**AVAILABLE DATA:**
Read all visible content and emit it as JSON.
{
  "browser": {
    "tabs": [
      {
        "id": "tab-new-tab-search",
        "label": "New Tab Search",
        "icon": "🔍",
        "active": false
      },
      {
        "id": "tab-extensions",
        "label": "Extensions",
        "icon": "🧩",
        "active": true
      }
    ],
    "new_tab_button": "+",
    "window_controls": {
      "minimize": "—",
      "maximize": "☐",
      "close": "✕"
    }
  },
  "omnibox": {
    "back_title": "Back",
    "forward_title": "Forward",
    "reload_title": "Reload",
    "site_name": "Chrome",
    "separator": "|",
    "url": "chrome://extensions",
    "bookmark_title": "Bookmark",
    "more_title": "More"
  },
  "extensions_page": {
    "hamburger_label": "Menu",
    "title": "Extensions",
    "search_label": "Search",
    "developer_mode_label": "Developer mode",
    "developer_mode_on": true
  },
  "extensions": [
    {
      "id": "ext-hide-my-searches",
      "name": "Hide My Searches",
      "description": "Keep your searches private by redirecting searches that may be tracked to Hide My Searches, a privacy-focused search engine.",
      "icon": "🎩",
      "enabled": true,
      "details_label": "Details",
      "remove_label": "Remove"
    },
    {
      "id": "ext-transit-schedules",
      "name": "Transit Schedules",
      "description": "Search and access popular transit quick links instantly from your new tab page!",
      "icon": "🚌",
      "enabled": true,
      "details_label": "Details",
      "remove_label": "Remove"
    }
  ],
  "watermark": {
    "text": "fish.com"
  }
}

---

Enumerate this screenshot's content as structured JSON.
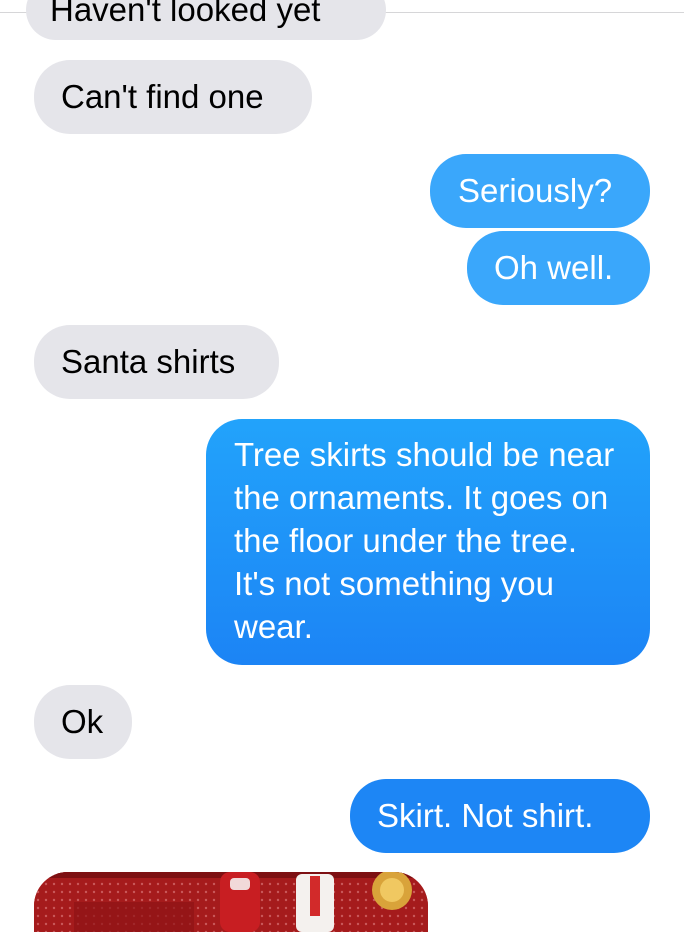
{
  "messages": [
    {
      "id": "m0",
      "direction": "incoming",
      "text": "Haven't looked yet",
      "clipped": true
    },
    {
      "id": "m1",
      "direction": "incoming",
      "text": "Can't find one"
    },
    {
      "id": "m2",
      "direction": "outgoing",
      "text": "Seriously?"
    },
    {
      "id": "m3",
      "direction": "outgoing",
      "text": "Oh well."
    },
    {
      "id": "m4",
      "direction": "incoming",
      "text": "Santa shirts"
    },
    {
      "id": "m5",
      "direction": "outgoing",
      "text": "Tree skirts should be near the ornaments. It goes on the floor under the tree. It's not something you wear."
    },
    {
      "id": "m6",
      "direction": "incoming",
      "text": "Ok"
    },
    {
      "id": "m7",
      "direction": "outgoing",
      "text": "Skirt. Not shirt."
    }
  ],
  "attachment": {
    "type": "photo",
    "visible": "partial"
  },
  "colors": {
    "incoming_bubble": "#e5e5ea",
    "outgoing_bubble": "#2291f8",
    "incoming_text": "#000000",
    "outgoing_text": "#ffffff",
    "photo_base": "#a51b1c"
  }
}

**GIVEN PROBLEM:**
Each line holding the word "content" counts once; report the total and nothing else.

**THE COMPLETED TASK:**
2